Items from a figure collection:
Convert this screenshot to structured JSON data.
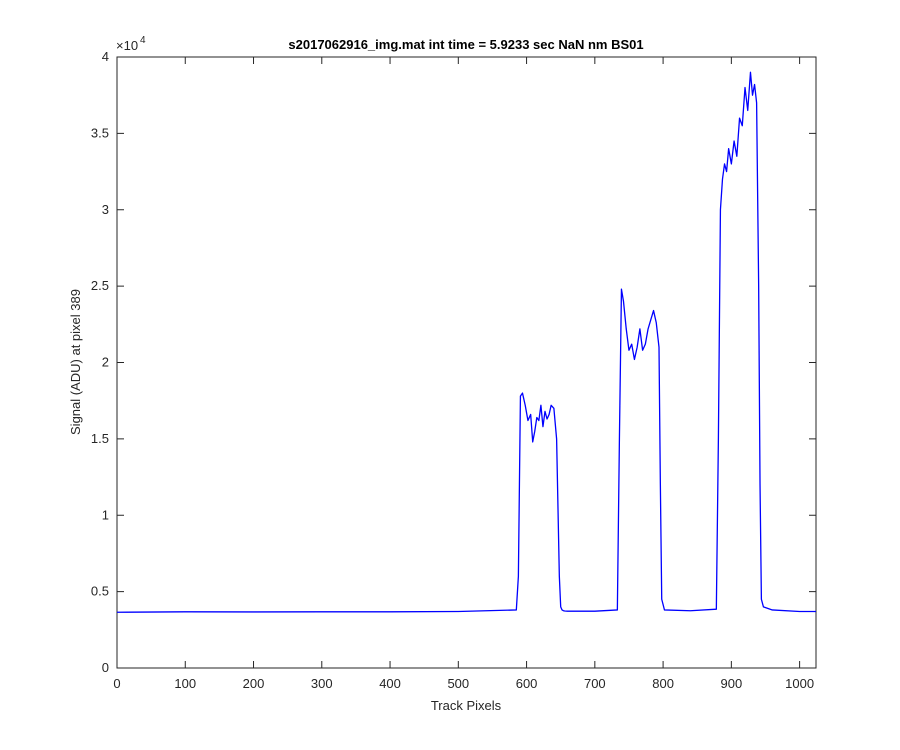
{
  "chart_data": {
    "type": "line",
    "title": "s2017062916_img.mat int time = 5.9233 sec  NaN nm BS01",
    "xlabel": "Track Pixels",
    "ylabel": "Signal (ADU) at pixel 389",
    "y_exponent_label": "×10",
    "y_exponent_power": "4",
    "xlim": [
      0,
      1024
    ],
    "ylim": [
      0,
      4
    ],
    "x_ticks": [
      0,
      100,
      200,
      300,
      400,
      500,
      600,
      700,
      800,
      900,
      1000
    ],
    "x_tick_labels": [
      "0",
      "100",
      "200",
      "300",
      "400",
      "500",
      "600",
      "700",
      "800",
      "900",
      "1000"
    ],
    "y_ticks": [
      0,
      0.5,
      1,
      1.5,
      2,
      2.5,
      3,
      3.5,
      4
    ],
    "y_tick_labels": [
      "0",
      "0.5",
      "1",
      "1.5",
      "2",
      "2.5",
      "3",
      "3.5",
      "4"
    ],
    "grid": false,
    "legend": "none",
    "series": [
      {
        "color": "#0000ff",
        "x": [
          0,
          100,
          200,
          300,
          400,
          500,
          585,
          588,
          591,
          594,
          598,
          602,
          606,
          609,
          612,
          615,
          618,
          621,
          624,
          627,
          630,
          633,
          636,
          640,
          644,
          648,
          650,
          652,
          654,
          656,
          660,
          700,
          733,
          736,
          739,
          742,
          746,
          750,
          754,
          758,
          762,
          766,
          770,
          774,
          778,
          782,
          786,
          790,
          794,
          796,
          798,
          802,
          840,
          878,
          881,
          884,
          887,
          890,
          893,
          896,
          900,
          904,
          908,
          912,
          916,
          920,
          924,
          928,
          931,
          934,
          937,
          940,
          942,
          944,
          947,
          960,
          1000,
          1024
        ],
        "y": [
          0.365,
          0.368,
          0.367,
          0.368,
          0.368,
          0.37,
          0.38,
          0.6,
          1.78,
          1.8,
          1.72,
          1.62,
          1.66,
          1.48,
          1.55,
          1.64,
          1.62,
          1.72,
          1.58,
          1.68,
          1.63,
          1.66,
          1.72,
          1.7,
          1.5,
          0.6,
          0.4,
          0.38,
          0.375,
          0.373,
          0.372,
          0.372,
          0.38,
          1.5,
          2.48,
          2.4,
          2.22,
          2.08,
          2.12,
          2.02,
          2.1,
          2.22,
          2.08,
          2.12,
          2.22,
          2.28,
          2.34,
          2.26,
          2.1,
          1.2,
          0.45,
          0.38,
          0.375,
          0.385,
          1.5,
          3.0,
          3.2,
          3.3,
          3.25,
          3.4,
          3.3,
          3.45,
          3.35,
          3.6,
          3.55,
          3.8,
          3.65,
          3.9,
          3.75,
          3.82,
          3.7,
          2.5,
          1.2,
          0.45,
          0.4,
          0.38,
          0.37,
          0.37
        ]
      }
    ]
  }
}
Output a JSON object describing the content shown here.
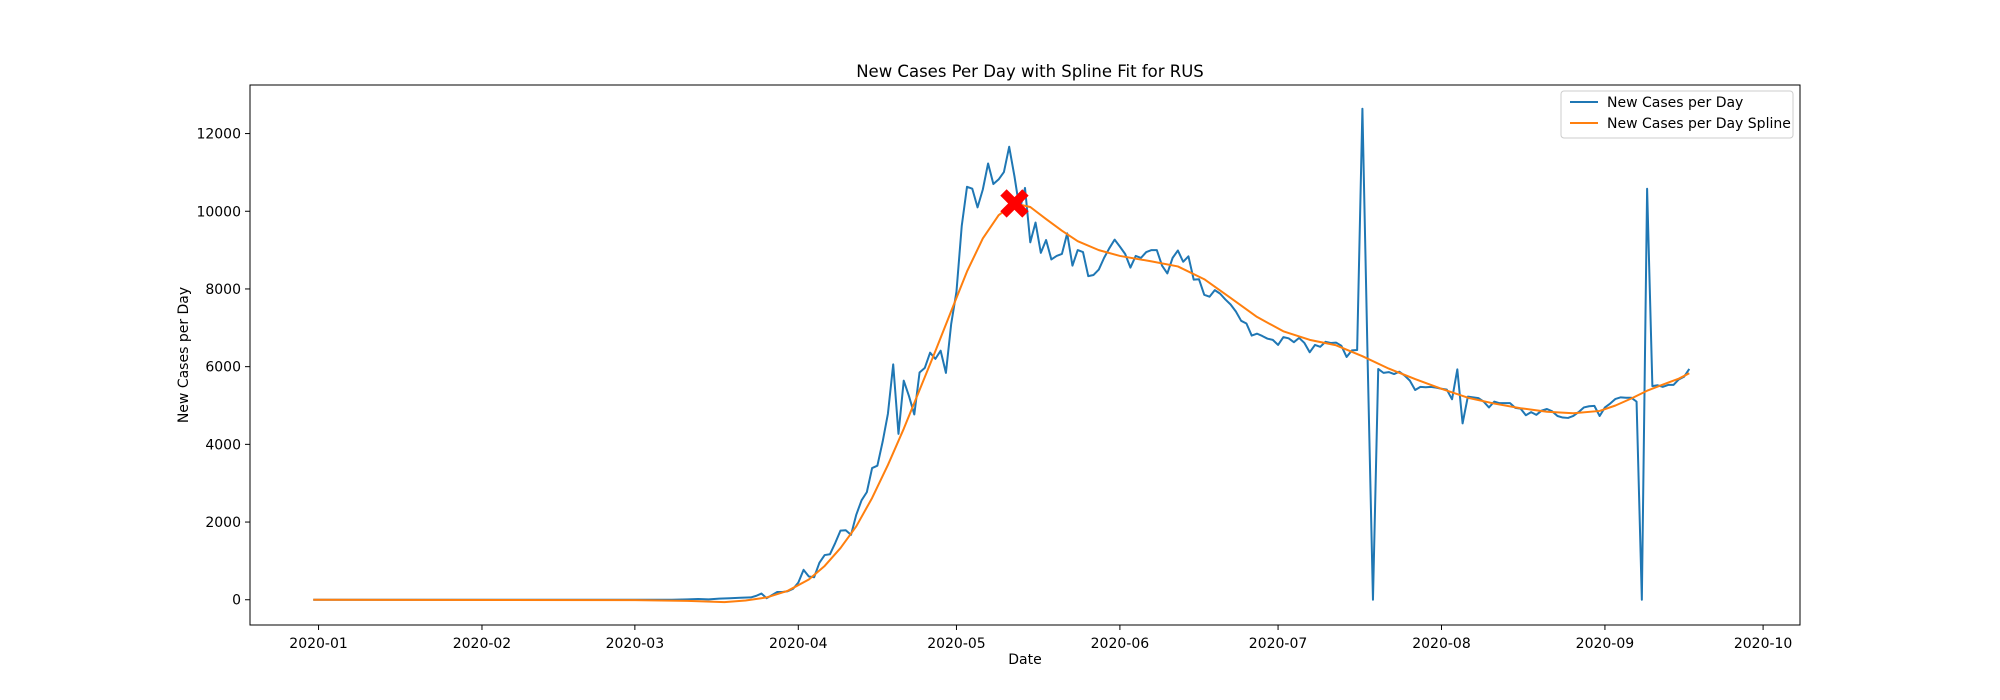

§ EXERCISE DIRECTIONS
Using the records above, output their complete text exactly, minus any images.

§ ANSWER FOR THIS EXERCISE
Convert this screenshot to structured JSON data.
{
  "chart_data": {
    "type": "line",
    "title": "s2017062916_img.mat int time = 5.9233 sec  NaN nm BS01",
    "xlabel": "Track Pixels",
    "ylabel": "Signal (ADU) at pixel 389",
    "y_exponent_label": "×10",
    "y_exponent_power": "4",
    "xlim": [
      0,
      1024
    ],
    "ylim": [
      0,
      4
    ],
    "x_ticks": [
      0,
      100,
      200,
      300,
      400,
      500,
      600,
      700,
      800,
      900,
      1000
    ],
    "x_tick_labels": [
      "0",
      "100",
      "200",
      "300",
      "400",
      "500",
      "600",
      "700",
      "800",
      "900",
      "1000"
    ],
    "y_ticks": [
      0,
      0.5,
      1,
      1.5,
      2,
      2.5,
      3,
      3.5,
      4
    ],
    "y_tick_labels": [
      "0",
      "0.5",
      "1",
      "1.5",
      "2",
      "2.5",
      "3",
      "3.5",
      "4"
    ],
    "grid": false,
    "legend": "none",
    "series": [
      {
        "color": "#0000ff",
        "x": [
          0,
          100,
          200,
          300,
          400,
          500,
          585,
          588,
          591,
          594,
          598,
          602,
          606,
          609,
          612,
          615,
          618,
          621,
          624,
          627,
          630,
          633,
          636,
          640,
          644,
          648,
          650,
          652,
          654,
          656,
          660,
          700,
          733,
          736,
          739,
          742,
          746,
          750,
          754,
          758,
          762,
          766,
          770,
          774,
          778,
          782,
          786,
          790,
          794,
          796,
          798,
          802,
          840,
          878,
          881,
          884,
          887,
          890,
          893,
          896,
          900,
          904,
          908,
          912,
          916,
          920,
          924,
          928,
          931,
          934,
          937,
          940,
          942,
          944,
          947,
          960,
          1000,
          1024
        ],
        "y": [
          0.365,
          0.368,
          0.367,
          0.368,
          0.368,
          0.37,
          0.38,
          0.6,
          1.78,
          1.8,
          1.72,
          1.62,
          1.66,
          1.48,
          1.55,
          1.64,
          1.62,
          1.72,
          1.58,
          1.68,
          1.63,
          1.66,
          1.72,
          1.7,
          1.5,
          0.6,
          0.4,
          0.38,
          0.375,
          0.373,
          0.372,
          0.372,
          0.38,
          1.5,
          2.48,
          2.4,
          2.22,
          2.08,
          2.12,
          2.02,
          2.1,
          2.22,
          2.08,
          2.12,
          2.22,
          2.28,
          2.34,
          2.26,
          2.1,
          1.2,
          0.45,
          0.38,
          0.375,
          0.385,
          1.5,
          3.0,
          3.2,
          3.3,
          3.25,
          3.4,
          3.3,
          3.45,
          3.35,
          3.6,
          3.55,
          3.8,
          3.65,
          3.9,
          3.75,
          3.82,
          3.7,
          2.5,
          1.2,
          0.45,
          0.4,
          0.38,
          0.37,
          0.37
        ]
      }
    ]
  }
}
Output a JSON object describing the content shown here.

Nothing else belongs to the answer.